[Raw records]
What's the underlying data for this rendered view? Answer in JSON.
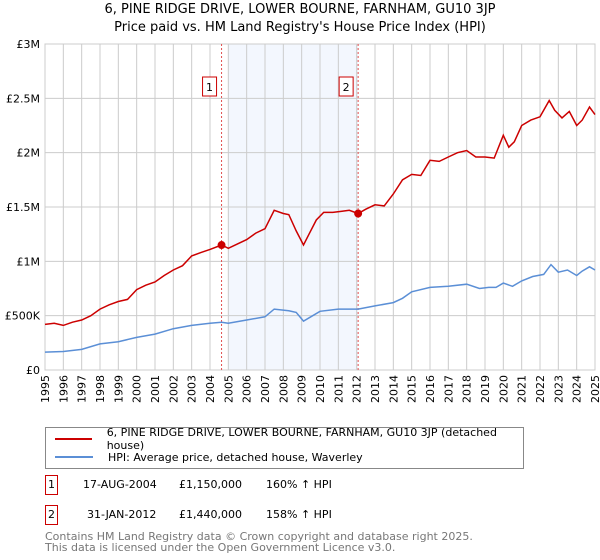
{
  "chart_data": {
    "type": "line",
    "title": "6, PINE RIDGE DRIVE, LOWER BOURNE, FARNHAM, GU10 3JP",
    "subtitle": "Price paid vs. HM Land Registry's House Price Index (HPI)",
    "xlim": [
      1995,
      2025
    ],
    "ylim": [
      0,
      3000000
    ],
    "x_ticks": [
      "1995",
      "1996",
      "1997",
      "1998",
      "1999",
      "2000",
      "2001",
      "2002",
      "2003",
      "2004",
      "2005",
      "2006",
      "2007",
      "2008",
      "2009",
      "2010",
      "2011",
      "2012",
      "2013",
      "2014",
      "2015",
      "2016",
      "2017",
      "2018",
      "2019",
      "2020",
      "2021",
      "2022",
      "2023",
      "2024",
      "2025"
    ],
    "y_ticks": [
      {
        "v": 0,
        "label": "£0"
      },
      {
        "v": 500000,
        "label": "£500K"
      },
      {
        "v": 1000000,
        "label": "£1M"
      },
      {
        "v": 1500000,
        "label": "£1.5M"
      },
      {
        "v": 2000000,
        "label": "£2M"
      },
      {
        "v": 2500000,
        "label": "£2.5M"
      },
      {
        "v": 3000000,
        "label": "£3M"
      }
    ],
    "grid": true,
    "shaded_range": [
      2005.0,
      2012.08
    ],
    "series": [
      {
        "name": "6, PINE RIDGE DRIVE, LOWER BOURNE, FARNHAM, GU10 3JP (detached house)",
        "color": "#cc0000",
        "x": [
          1995,
          1995.5,
          1996,
          1996.5,
          1997,
          1997.5,
          1998,
          1998.5,
          1999,
          1999.5,
          2000,
          2000.5,
          2001,
          2001.5,
          2002,
          2002.5,
          2003,
          2003.5,
          2004,
          2004.63,
          2005,
          2005.5,
          2006,
          2006.5,
          2007,
          2007.5,
          2008,
          2008.3,
          2008.7,
          2009.1,
          2009.4,
          2009.8,
          2010.2,
          2010.7,
          2011.2,
          2011.6,
          2012.08,
          2012.5,
          2013,
          2013.5,
          2014,
          2014.5,
          2015,
          2015.5,
          2016,
          2016.5,
          2017,
          2017.5,
          2018,
          2018.5,
          2019,
          2019.5,
          2020,
          2020.3,
          2020.6,
          2021,
          2021.5,
          2022,
          2022.5,
          2022.8,
          2023.2,
          2023.6,
          2024,
          2024.3,
          2024.7,
          2025
        ],
        "y": [
          420000,
          430000,
          410000,
          440000,
          460000,
          500000,
          560000,
          600000,
          630000,
          650000,
          740000,
          780000,
          810000,
          870000,
          920000,
          960000,
          1050000,
          1080000,
          1110000,
          1150000,
          1120000,
          1160000,
          1200000,
          1260000,
          1300000,
          1470000,
          1440000,
          1430000,
          1280000,
          1150000,
          1250000,
          1380000,
          1450000,
          1450000,
          1460000,
          1470000,
          1440000,
          1480000,
          1520000,
          1510000,
          1620000,
          1750000,
          1800000,
          1790000,
          1930000,
          1920000,
          1960000,
          2000000,
          2020000,
          1960000,
          1960000,
          1950000,
          2160000,
          2050000,
          2100000,
          2250000,
          2300000,
          2330000,
          2480000,
          2390000,
          2320000,
          2380000,
          2250000,
          2300000,
          2420000,
          2350000
        ]
      },
      {
        "name": "HPI: Average price, detached house, Waverley",
        "color": "#5b8fd6",
        "x": [
          1995,
          1996,
          1997,
          1998,
          1999,
          2000,
          2001,
          2002,
          2003,
          2004,
          2004.63,
          2005,
          2006,
          2007,
          2007.5,
          2008.3,
          2008.7,
          2009.1,
          2009.5,
          2010,
          2011,
          2012.08,
          2013,
          2014,
          2014.5,
          2015,
          2016,
          2017,
          2018,
          2018.7,
          2019.2,
          2019.6,
          2020,
          2020.5,
          2021,
          2021.6,
          2022.2,
          2022.6,
          2023,
          2023.5,
          2024,
          2024.3,
          2024.7,
          2025
        ],
        "y": [
          165000,
          170000,
          190000,
          240000,
          260000,
          300000,
          330000,
          380000,
          410000,
          430000,
          440000,
          430000,
          460000,
          490000,
          560000,
          545000,
          530000,
          450000,
          490000,
          540000,
          560000,
          560000,
          590000,
          620000,
          660000,
          720000,
          760000,
          770000,
          790000,
          750000,
          760000,
          760000,
          800000,
          770000,
          820000,
          860000,
          880000,
          970000,
          900000,
          920000,
          870000,
          910000,
          950000,
          920000
        ]
      }
    ],
    "sales": [
      {
        "label": "1",
        "x": 2004.63,
        "y": 1150000
      },
      {
        "label": "2",
        "x": 2012.08,
        "y": 1440000
      }
    ]
  },
  "transactions": [
    {
      "num": "1",
      "date": "17-AUG-2004",
      "price": "£1,150,000",
      "delta": "160% ↑ HPI"
    },
    {
      "num": "2",
      "date": "31-JAN-2012",
      "price": "£1,440,000",
      "delta": "158% ↑ HPI"
    }
  ],
  "footer": [
    "Contains HM Land Registry data © Crown copyright and database right 2025.",
    "This data is licensed under the Open Government Licence v3.0."
  ]
}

— Objective —
Show the lines that mention the word "label".

— The output —
        "label": "£0"
        "label": "£500K"
        "label": "£1M"
        "label": "£1.5M"
        "label": "£2M"
        "label": "£2.5M"
        "label": "£3M"
        "label": "1",
        "label": "2",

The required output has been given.